[Stored items]
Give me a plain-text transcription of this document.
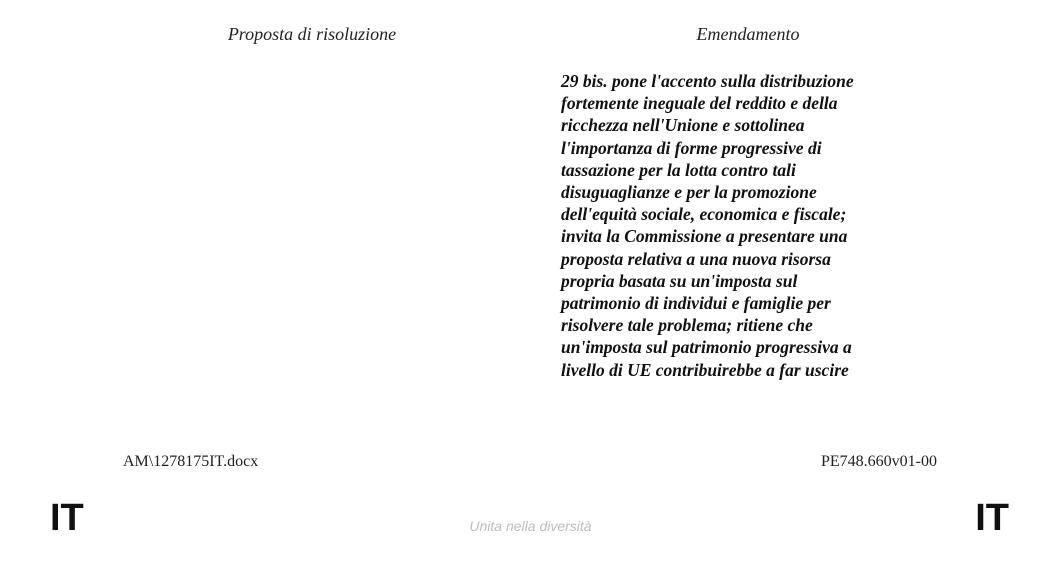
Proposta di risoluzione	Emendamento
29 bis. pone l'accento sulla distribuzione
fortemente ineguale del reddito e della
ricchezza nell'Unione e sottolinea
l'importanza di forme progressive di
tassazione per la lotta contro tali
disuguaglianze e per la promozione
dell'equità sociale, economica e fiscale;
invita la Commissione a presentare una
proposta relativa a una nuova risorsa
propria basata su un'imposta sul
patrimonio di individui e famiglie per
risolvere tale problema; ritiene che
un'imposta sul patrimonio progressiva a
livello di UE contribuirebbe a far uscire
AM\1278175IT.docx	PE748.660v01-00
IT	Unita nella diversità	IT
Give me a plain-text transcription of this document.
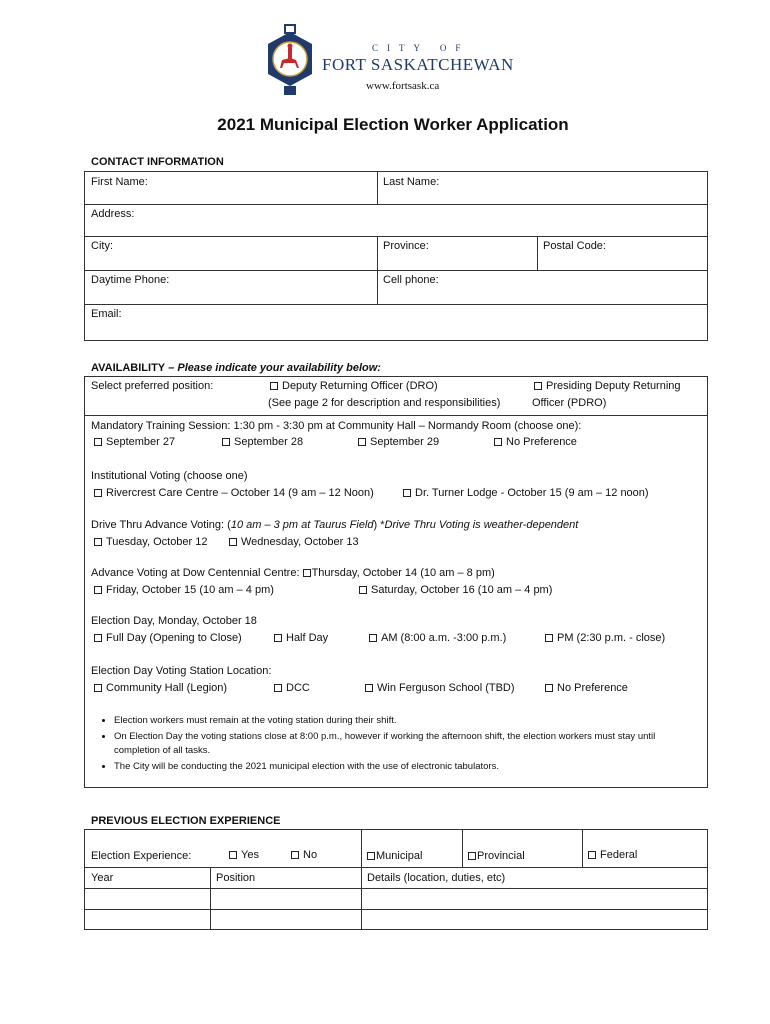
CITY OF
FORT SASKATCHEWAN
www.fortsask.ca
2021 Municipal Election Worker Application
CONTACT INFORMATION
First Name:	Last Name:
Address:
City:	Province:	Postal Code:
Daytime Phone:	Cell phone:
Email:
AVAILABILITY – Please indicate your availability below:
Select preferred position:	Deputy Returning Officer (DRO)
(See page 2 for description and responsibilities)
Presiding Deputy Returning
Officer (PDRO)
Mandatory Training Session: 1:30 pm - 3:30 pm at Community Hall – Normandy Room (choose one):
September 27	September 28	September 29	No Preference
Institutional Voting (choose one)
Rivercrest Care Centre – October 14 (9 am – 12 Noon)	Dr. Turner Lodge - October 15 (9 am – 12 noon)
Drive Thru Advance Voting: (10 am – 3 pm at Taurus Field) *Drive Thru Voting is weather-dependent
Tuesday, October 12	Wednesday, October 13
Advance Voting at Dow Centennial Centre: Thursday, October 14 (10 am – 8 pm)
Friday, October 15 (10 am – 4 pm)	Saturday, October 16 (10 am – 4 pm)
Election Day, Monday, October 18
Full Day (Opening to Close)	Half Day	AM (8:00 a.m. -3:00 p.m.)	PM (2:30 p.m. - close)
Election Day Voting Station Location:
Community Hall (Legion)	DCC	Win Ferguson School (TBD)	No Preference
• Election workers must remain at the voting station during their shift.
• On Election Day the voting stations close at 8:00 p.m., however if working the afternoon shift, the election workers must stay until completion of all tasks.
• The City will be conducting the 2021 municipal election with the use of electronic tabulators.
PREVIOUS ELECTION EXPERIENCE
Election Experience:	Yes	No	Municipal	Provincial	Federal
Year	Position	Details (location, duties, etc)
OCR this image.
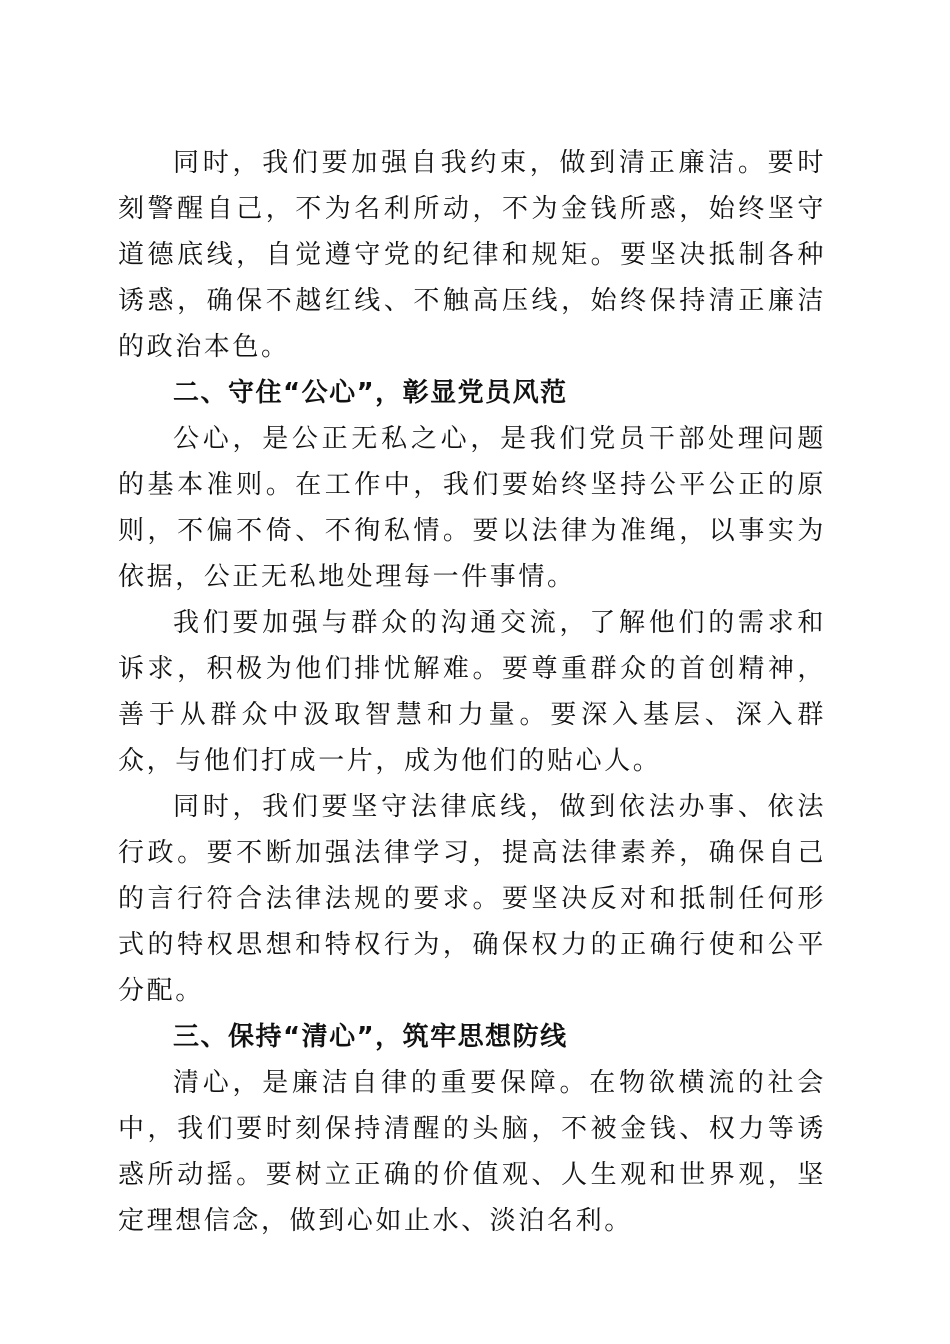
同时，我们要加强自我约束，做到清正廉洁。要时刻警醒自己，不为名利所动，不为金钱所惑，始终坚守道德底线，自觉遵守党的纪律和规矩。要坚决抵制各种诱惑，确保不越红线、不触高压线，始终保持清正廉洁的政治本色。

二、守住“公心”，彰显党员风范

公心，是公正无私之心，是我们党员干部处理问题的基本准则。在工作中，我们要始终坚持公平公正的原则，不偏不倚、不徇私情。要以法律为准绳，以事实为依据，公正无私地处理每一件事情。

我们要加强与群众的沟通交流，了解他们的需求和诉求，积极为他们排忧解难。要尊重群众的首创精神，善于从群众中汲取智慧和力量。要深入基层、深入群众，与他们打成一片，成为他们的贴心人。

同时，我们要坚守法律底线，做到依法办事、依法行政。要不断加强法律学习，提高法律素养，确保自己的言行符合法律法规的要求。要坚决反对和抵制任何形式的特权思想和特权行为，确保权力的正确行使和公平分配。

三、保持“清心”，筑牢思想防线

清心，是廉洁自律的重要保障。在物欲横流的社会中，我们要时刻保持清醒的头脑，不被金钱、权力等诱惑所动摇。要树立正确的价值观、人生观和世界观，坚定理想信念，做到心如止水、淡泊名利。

Work required :: From the listing, extract all text exactly as given and drop any picture.

Task answer ::
Give me a plain-text transcription of this document.
Proposta di risoluzione	Emendamento
29 bis. pone l'accento sulla distribuzione
fortemente ineguale del reddito e della
ricchezza nell'Unione e sottolinea
l'importanza di forme progressive di
tassazione per la lotta contro tali
disuguaglianze e per la promozione
dell'equità sociale, economica e fiscale;
invita la Commissione a presentare una
proposta relativa a una nuova risorsa
propria basata su un'imposta sul
patrimonio di individui e famiglie per
risolvere tale problema; ritiene che
un'imposta sul patrimonio progressiva a
livello di UE contribuirebbe a far uscire
AM\1278175IT.docx	PE748.660v01-00
IT	Unita nella diversità	IT
Give me a plain-text transcription of this document.
CITY OF
FORT SASKATCHEWAN
www.fortsask.ca
2021 Municipal Election Worker Application
CONTACT INFORMATION
First Name:	Last Name:
Address:
City:	Province:	Postal Code:
Daytime Phone:	Cell phone:
Email:
AVAILABILITY – Please indicate your availability below:
Select preferred position:	Deputy Returning Officer (DRO)
(See page 2 for description and responsibilities)
Presiding Deputy Returning
Officer (PDRO)
Mandatory Training Session: 1:30 pm - 3:30 pm at Community Hall – Normandy Room (choose one):
September 27	September 28	September 29	No Preference
Institutional Voting (choose one)
Rivercrest Care Centre – October 14 (9 am – 12 Noon)	Dr. Turner Lodge - October 15 (9 am – 12 noon)
Drive Thru Advance Voting: (10 am – 3 pm at Taurus Field) *Drive Thru Voting is weather-dependent
Tuesday, October 12	Wednesday, October 13
Advance Voting at Dow Centennial Centre: Thursday, October 14 (10 am – 8 pm)
Friday, October 15 (10 am – 4 pm)	Saturday, October 16 (10 am – 4 pm)
Election Day, Monday, October 18
Full Day (Opening to Close)	Half Day	AM (8:00 a.m. -3:00 p.m.)	PM (2:30 p.m. - close)
Election Day Voting Station Location:
Community Hall (Legion)	DCC	Win Ferguson School (TBD)	No Preference
• Election workers must remain at the voting station during their shift.
• On Election Day the voting stations close at 8:00 p.m., however if working the afternoon shift, the election workers must stay until completion of all tasks.
• The City will be conducting the 2021 municipal election with the use of electronic tabulators.
PREVIOUS ELECTION EXPERIENCE
Election Experience:	Yes	No	Municipal	Provincial	Federal
Year	Position	Details (location, duties, etc)
OCR this image.
同时，我们要加强自我约束，做到清正廉洁。要时刻警醒自己，不为名利所动，不为金钱所惑，始终坚守道德底线，自觉遵守党的纪律和规矩。要坚决抵制各种诱惑，确保不越红线、不触高压线，始终保持清正廉洁的政治本色。

二、守住“公心”，彰显党员风范

公心，是公正无私之心，是我们党员干部处理问题的基本准则。在工作中，我们要始终坚持公平公正的原则，不偏不倚、不徇私情。要以法律为准绳，以事实为依据，公正无私地处理每一件事情。

我们要加强与群众的沟通交流，了解他们的需求和诉求，积极为他们排忧解难。要尊重群众的首创精神，善于从群众中汲取智慧和力量。要深入基层、深入群众，与他们打成一片，成为他们的贴心人。

同时，我们要坚守法律底线，做到依法办事、依法行政。要不断加强法律学习，提高法律素养，确保自己的言行符合法律法规的要求。要坚决反对和抵制任何形式的特权思想和特权行为，确保权力的正确行使和公平分配。

三、保持“清心”，筑牢思想防线

清心，是廉洁自律的重要保障。在物欲横流的社会中，我们要时刻保持清醒的头脑，不被金钱、权力等诱惑所动摇。要树立正确的价值观、人生观和世界观，坚定理想信念，做到心如止水、淡泊名利。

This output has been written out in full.